• **TASK**
Working through the lines below, return each one that holds "Control".

• **THE DATA**

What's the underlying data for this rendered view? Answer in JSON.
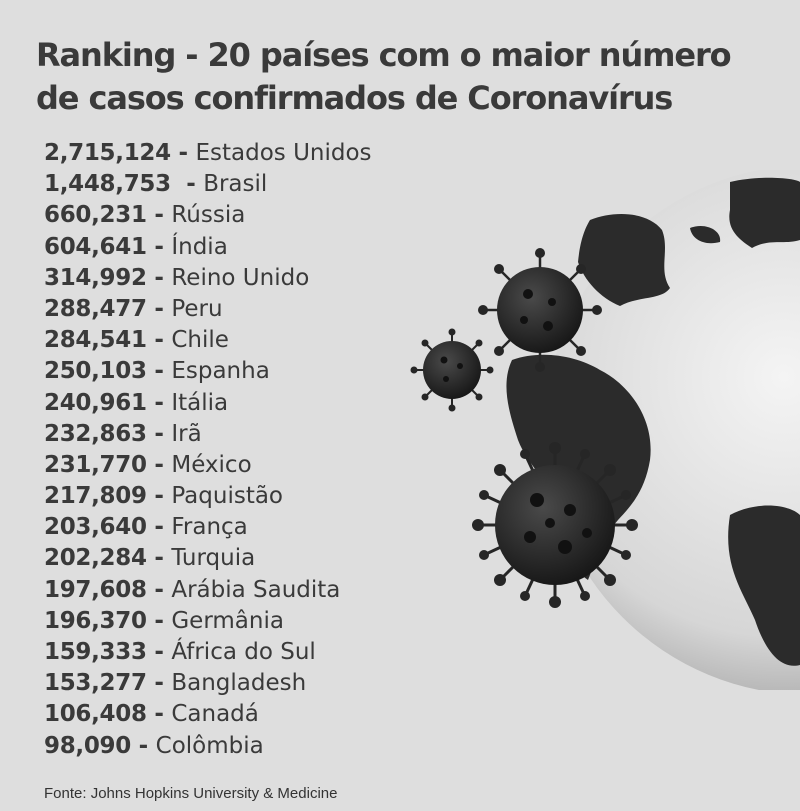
{
  "title": {
    "line1": "Ranking - 20 países com o maior número",
    "line2": "de casos confirmados de Coronavírus"
  },
  "ranking": [
    {
      "cases": "2,715,124",
      "sep": " - ",
      "country": "Estados Unidos"
    },
    {
      "cases": "1,448,753",
      "sep": "  - ",
      "country": "Brasil"
    },
    {
      "cases": "660,231",
      "sep": " - ",
      "country": "Rússia"
    },
    {
      "cases": "604,641",
      "sep": " - ",
      "country": "Índia"
    },
    {
      "cases": "314,992",
      "sep": " - ",
      "country": "Reino Unido"
    },
    {
      "cases": "288,477",
      "sep": " - ",
      "country": "Peru"
    },
    {
      "cases": "284,541",
      "sep": " - ",
      "country": "Chile"
    },
    {
      "cases": "250,103",
      "sep": " - ",
      "country": "Espanha"
    },
    {
      "cases": "240,961",
      "sep": " - ",
      "country": "Itália"
    },
    {
      "cases": "232,863",
      "sep": " - ",
      "country": "Irã"
    },
    {
      "cases": "231,770",
      "sep": " - ",
      "country": "México"
    },
    {
      "cases": "217,809",
      "sep": " - ",
      "country": "Paquistão"
    },
    {
      "cases": "203,640",
      "sep": " - ",
      "country": "França"
    },
    {
      "cases": "202,284",
      "sep": " - ",
      "country": "Turquia"
    },
    {
      "cases": "197,608",
      "sep": " - ",
      "country": "Arábia Saudita"
    },
    {
      "cases": "196,370",
      "sep": " - ",
      "country": "Germânia"
    },
    {
      "cases": "159,333",
      "sep": " - ",
      "country": "África do Sul"
    },
    {
      "cases": "153,277",
      "sep": " - ",
      "country": "Bangladesh"
    },
    {
      "cases": "106,408",
      "sep": " - ",
      "country": "Canadá"
    },
    {
      "cases": "98,090",
      "sep": " - ",
      "country": "Colômbia"
    }
  ],
  "source": "Fonte: Johns Hopkins University & Medicine",
  "illustration": {
    "globe_icon": "globe-icon",
    "virus_icon": "coronavirus-icon",
    "colors": {
      "background": "#dedede",
      "ocean": "#e9e9e9",
      "land": "#2b2b2b",
      "virus": "#262626"
    }
  }
}
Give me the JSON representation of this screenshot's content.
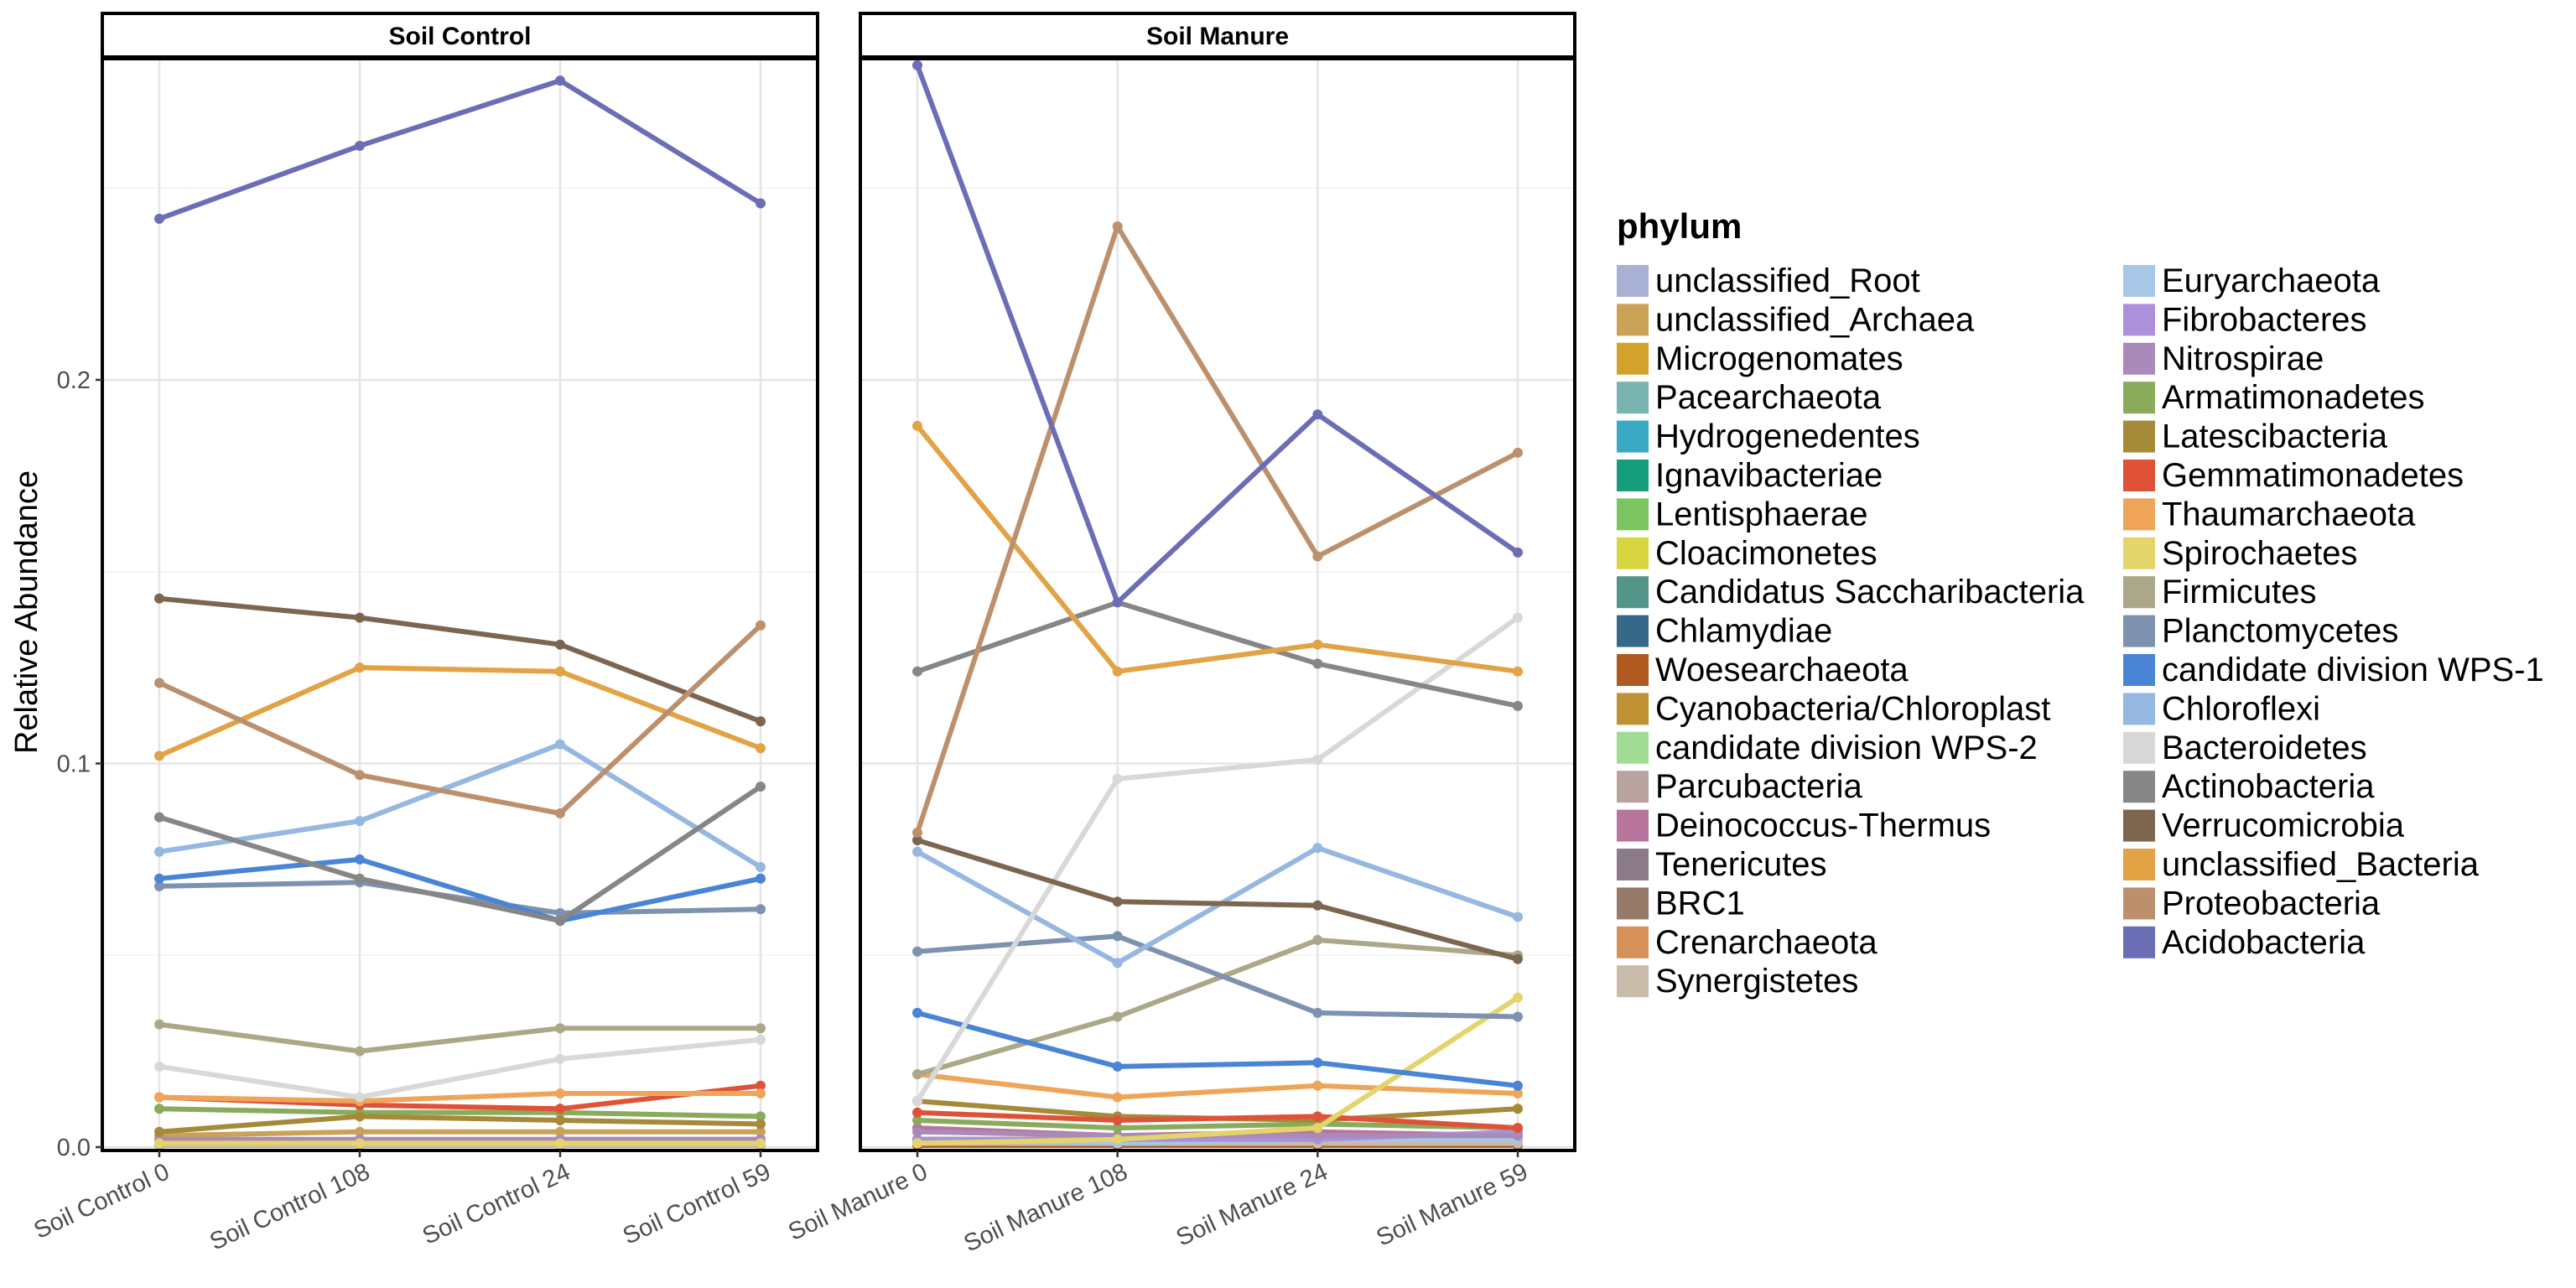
{
  "chart_data": {
    "type": "line",
    "ylabel": "Relative Abundance",
    "ylim": [
      0,
      0.285
    ],
    "y_ticks": [
      0.0,
      0.1,
      0.2
    ],
    "y_tick_labels": [
      "0.0",
      "0.1",
      "0.2"
    ],
    "grid": true,
    "legend": {
      "title": "phylum",
      "placement": "right",
      "columns": 2
    },
    "panels": [
      {
        "strip": "Soil Control",
        "categories": [
          "Soil Control 0",
          "Soil Control 108",
          "Soil Control 24",
          "Soil Control 59"
        ],
        "series": [
          {
            "name": "unclassified_Root",
            "values": [
              0.001,
              0.001,
              0.001,
              0.001
            ]
          },
          {
            "name": "unclassified_Archaea",
            "values": [
              0.003,
              0.004,
              0.004,
              0.004
            ]
          },
          {
            "name": "Microgenomates",
            "values": [
              0.0005,
              0.0005,
              0.0005,
              0.0005
            ]
          },
          {
            "name": "Pacearchaeota",
            "values": [
              0.0005,
              0.0005,
              0.0005,
              0.0005
            ]
          },
          {
            "name": "Hydrogenedentes",
            "values": [
              0.0005,
              0.0005,
              0.0005,
              0.0005
            ]
          },
          {
            "name": "Ignavibacteriae",
            "values": [
              0.0005,
              0.0005,
              0.0005,
              0.0005
            ]
          },
          {
            "name": "Lentisphaerae",
            "values": [
              0.0005,
              0.0005,
              0.0005,
              0.0005
            ]
          },
          {
            "name": "Cloacimonetes",
            "values": [
              0.0005,
              0.0005,
              0.0005,
              0.0005
            ]
          },
          {
            "name": "Candidatus Saccharibacteria",
            "values": [
              0.001,
              0.001,
              0.001,
              0.001
            ]
          },
          {
            "name": "Chlamydiae",
            "values": [
              0.001,
              0.001,
              0.001,
              0.001
            ]
          },
          {
            "name": "Woesearchaeota",
            "values": [
              0.0005,
              0.0005,
              0.0005,
              0.0005
            ]
          },
          {
            "name": "Cyanobacteria/Chloroplast",
            "values": [
              0.001,
              0.001,
              0.001,
              0.001
            ]
          },
          {
            "name": "candidate division WPS-2",
            "values": [
              0.001,
              0.001,
              0.001,
              0.001
            ]
          },
          {
            "name": "Parcubacteria",
            "values": [
              0.001,
              0.001,
              0.001,
              0.001
            ]
          },
          {
            "name": "Deinococcus-Thermus",
            "values": [
              0.001,
              0.002,
              0.001,
              0.001
            ]
          },
          {
            "name": "Tenericutes",
            "values": [
              0.0005,
              0.0005,
              0.0005,
              0.0005
            ]
          },
          {
            "name": "BRC1",
            "values": [
              0.001,
              0.001,
              0.001,
              0.001
            ]
          },
          {
            "name": "Crenarchaeota",
            "values": [
              0.0005,
              0.0005,
              0.0005,
              0.0005
            ]
          },
          {
            "name": "Synergistetes",
            "values": [
              0.0005,
              0.0005,
              0.0005,
              0.0005
            ]
          },
          {
            "name": "Euryarchaeota",
            "values": [
              0.001,
              0.001,
              0.001,
              0.001
            ]
          },
          {
            "name": "Fibrobacteres",
            "values": [
              0.001,
              0.001,
              0.002,
              0.002
            ]
          },
          {
            "name": "Nitrospirae",
            "values": [
              0.002,
              0.002,
              0.002,
              0.002
            ]
          },
          {
            "name": "Armatimonadetes",
            "values": [
              0.01,
              0.009,
              0.009,
              0.008
            ]
          },
          {
            "name": "Latescibacteria",
            "values": [
              0.004,
              0.008,
              0.007,
              0.006
            ]
          },
          {
            "name": "Gemmatimonadetes",
            "values": [
              0.013,
              0.011,
              0.01,
              0.016
            ]
          },
          {
            "name": "Thaumarchaeota",
            "values": [
              0.013,
              0.012,
              0.014,
              0.014
            ]
          },
          {
            "name": "Spirochaetes",
            "values": [
              0.001,
              0.001,
              0.001,
              0.001
            ]
          },
          {
            "name": "Firmicutes",
            "values": [
              0.032,
              0.025,
              0.031,
              0.031
            ]
          },
          {
            "name": "Planctomycetes",
            "values": [
              0.068,
              0.069,
              0.061,
              0.062
            ]
          },
          {
            "name": "candidate division WPS-1",
            "values": [
              0.07,
              0.075,
              0.059,
              0.07
            ]
          },
          {
            "name": "Chloroflexi",
            "values": [
              0.077,
              0.085,
              0.105,
              0.073
            ]
          },
          {
            "name": "Bacteroidetes",
            "values": [
              0.021,
              0.013,
              0.023,
              0.028
            ]
          },
          {
            "name": "Actinobacteria",
            "values": [
              0.086,
              0.07,
              0.059,
              0.094
            ]
          },
          {
            "name": "Verrucomicrobia",
            "values": [
              0.143,
              0.138,
              0.131,
              0.111
            ]
          },
          {
            "name": "unclassified_Bacteria",
            "values": [
              0.102,
              0.125,
              0.124,
              0.104
            ]
          },
          {
            "name": "Proteobacteria",
            "values": [
              0.121,
              0.097,
              0.087,
              0.136
            ]
          },
          {
            "name": "Acidobacteria",
            "values": [
              0.242,
              0.261,
              0.278,
              0.246
            ]
          }
        ]
      },
      {
        "strip": "Soil Manure",
        "categories": [
          "Soil Manure 0",
          "Soil Manure 108",
          "Soil Manure 24",
          "Soil Manure 59"
        ],
        "series": [
          {
            "name": "unclassified_Root",
            "values": [
              0.002,
              0.002,
              0.002,
              0.002
            ]
          },
          {
            "name": "unclassified_Archaea",
            "values": [
              0.002,
              0.002,
              0.002,
              0.002
            ]
          },
          {
            "name": "Microgenomates",
            "values": [
              0.0005,
              0.0005,
              0.0005,
              0.0005
            ]
          },
          {
            "name": "Pacearchaeota",
            "values": [
              0.0005,
              0.0005,
              0.0005,
              0.0005
            ]
          },
          {
            "name": "Hydrogenedentes",
            "values": [
              0.001,
              0.001,
              0.001,
              0.001
            ]
          },
          {
            "name": "Ignavibacteriae",
            "values": [
              0.001,
              0.001,
              0.001,
              0.001
            ]
          },
          {
            "name": "Lentisphaerae",
            "values": [
              0.0005,
              0.0005,
              0.0005,
              0.0005
            ]
          },
          {
            "name": "Cloacimonetes",
            "values": [
              0.0005,
              0.0005,
              0.0005,
              0.0005
            ]
          },
          {
            "name": "Candidatus Saccharibacteria",
            "values": [
              0.002,
              0.002,
              0.002,
              0.002
            ]
          },
          {
            "name": "Chlamydiae",
            "values": [
              0.001,
              0.001,
              0.001,
              0.001
            ]
          },
          {
            "name": "Woesearchaeota",
            "values": [
              0.0005,
              0.0005,
              0.0005,
              0.0005
            ]
          },
          {
            "name": "Cyanobacteria/Chloroplast",
            "values": [
              0.002,
              0.002,
              0.002,
              0.002
            ]
          },
          {
            "name": "candidate division WPS-2",
            "values": [
              0.001,
              0.001,
              0.001,
              0.001
            ]
          },
          {
            "name": "Parcubacteria",
            "values": [
              0.002,
              0.002,
              0.002,
              0.002
            ]
          },
          {
            "name": "Deinococcus-Thermus",
            "values": [
              0.005,
              0.003,
              0.004,
              0.003
            ]
          },
          {
            "name": "Tenericutes",
            "values": [
              0.001,
              0.001,
              0.001,
              0.001
            ]
          },
          {
            "name": "BRC1",
            "values": [
              0.001,
              0.001,
              0.001,
              0.001
            ]
          },
          {
            "name": "Crenarchaeota",
            "values": [
              0.001,
              0.001,
              0.001,
              0.001
            ]
          },
          {
            "name": "Synergistetes",
            "values": [
              0.001,
              0.001,
              0.001,
              0.001
            ]
          },
          {
            "name": "Euryarchaeota",
            "values": [
              0.002,
              0.001,
              0.002,
              0.002
            ]
          },
          {
            "name": "Fibrobacteres",
            "values": [
              0.002,
              0.002,
              0.002,
              0.004
            ]
          },
          {
            "name": "Nitrospirae",
            "values": [
              0.004,
              0.003,
              0.003,
              0.003
            ]
          },
          {
            "name": "Armatimonadetes",
            "values": [
              0.007,
              0.005,
              0.006,
              0.005
            ]
          },
          {
            "name": "Latescibacteria",
            "values": [
              0.012,
              0.008,
              0.007,
              0.01
            ]
          },
          {
            "name": "Gemmatimonadetes",
            "values": [
              0.009,
              0.007,
              0.008,
              0.005
            ]
          },
          {
            "name": "Thaumarchaeota",
            "values": [
              0.019,
              0.013,
              0.016,
              0.014
            ]
          },
          {
            "name": "Spirochaetes",
            "values": [
              0.001,
              0.002,
              0.005,
              0.039
            ]
          },
          {
            "name": "Firmicutes",
            "values": [
              0.019,
              0.034,
              0.054,
              0.05
            ]
          },
          {
            "name": "Planctomycetes",
            "values": [
              0.051,
              0.055,
              0.035,
              0.034
            ]
          },
          {
            "name": "candidate division WPS-1",
            "values": [
              0.035,
              0.021,
              0.022,
              0.016
            ]
          },
          {
            "name": "Chloroflexi",
            "values": [
              0.077,
              0.048,
              0.078,
              0.06
            ]
          },
          {
            "name": "Bacteroidetes",
            "values": [
              0.012,
              0.096,
              0.101,
              0.138
            ]
          },
          {
            "name": "Actinobacteria",
            "values": [
              0.124,
              0.142,
              0.126,
              0.115
            ]
          },
          {
            "name": "Verrucomicrobia",
            "values": [
              0.08,
              0.064,
              0.063,
              0.049
            ]
          },
          {
            "name": "unclassified_Bacteria",
            "values": [
              0.188,
              0.124,
              0.131,
              0.124
            ]
          },
          {
            "name": "Proteobacteria",
            "values": [
              0.082,
              0.24,
              0.154,
              0.181
            ]
          },
          {
            "name": "Acidobacteria",
            "values": [
              0.282,
              0.142,
              0.191,
              0.155
            ]
          }
        ]
      }
    ]
  },
  "phyla": [
    {
      "name": "unclassified_Root",
      "color": "#a8b0d4"
    },
    {
      "name": "unclassified_Archaea",
      "color": "#c9a258"
    },
    {
      "name": "Microgenomates",
      "color": "#d2a22c"
    },
    {
      "name": "Pacearchaeota",
      "color": "#79b4b0"
    },
    {
      "name": "Hydrogenedentes",
      "color": "#39a9c4"
    },
    {
      "name": "Ignavibacteriae",
      "color": "#169e7c"
    },
    {
      "name": "Lentisphaerae",
      "color": "#7cc460"
    },
    {
      "name": "Cloacimonetes",
      "color": "#d7d63e"
    },
    {
      "name": "Candidatus Saccharibacteria",
      "color": "#54958a"
    },
    {
      "name": "Chlamydiae",
      "color": "#36688a"
    },
    {
      "name": "Woesearchaeota",
      "color": "#ae5a20"
    },
    {
      "name": "Cyanobacteria/Chloroplast",
      "color": "#bf9234"
    },
    {
      "name": "candidate division WPS-2",
      "color": "#a2dc94"
    },
    {
      "name": "Parcubacteria",
      "color": "#b9a39f"
    },
    {
      "name": "Deinococcus-Thermus",
      "color": "#b8769c"
    },
    {
      "name": "Tenericutes",
      "color": "#8d7a89"
    },
    {
      "name": "BRC1",
      "color": "#957a6a"
    },
    {
      "name": "Crenarchaeota",
      "color": "#d69159"
    },
    {
      "name": "Synergistetes",
      "color": "#c8bbaa"
    },
    {
      "name": "Euryarchaeota",
      "color": "#a8c6e6"
    },
    {
      "name": "Fibrobacteres",
      "color": "#ac91da"
    },
    {
      "name": "Nitrospirae",
      "color": "#a98ab8"
    },
    {
      "name": "Armatimonadetes",
      "color": "#8aab5c"
    },
    {
      "name": "Latescibacteria",
      "color": "#a58a3a"
    },
    {
      "name": "Gemmatimonadetes",
      "color": "#df5238"
    },
    {
      "name": "Thaumarchaeota",
      "color": "#eea55a"
    },
    {
      "name": "Spirochaetes",
      "color": "#e3d46c"
    },
    {
      "name": "Firmicutes",
      "color": "#aaa888"
    },
    {
      "name": "Planctomycetes",
      "color": "#7e92b0"
    },
    {
      "name": "candidate division WPS-1",
      "color": "#4a84d4"
    },
    {
      "name": "Chloroflexi",
      "color": "#96b8e0"
    },
    {
      "name": "Bacteroidetes",
      "color": "#d8d8d8"
    },
    {
      "name": "Actinobacteria",
      "color": "#868686"
    },
    {
      "name": "Verrucomicrobia",
      "color": "#7c6650"
    },
    {
      "name": "unclassified_Bacteria",
      "color": "#e2a246"
    },
    {
      "name": "Proteobacteria",
      "color": "#bc906c"
    },
    {
      "name": "Acidobacteria",
      "color": "#6b6db5"
    }
  ]
}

• **OUTPUT FOR THIS EXERCISE**
        "strip": "Soil Control",
          "Soil Control 0",
          "Soil Control 108",
          "Soil Control 24",
          "Soil Control 59"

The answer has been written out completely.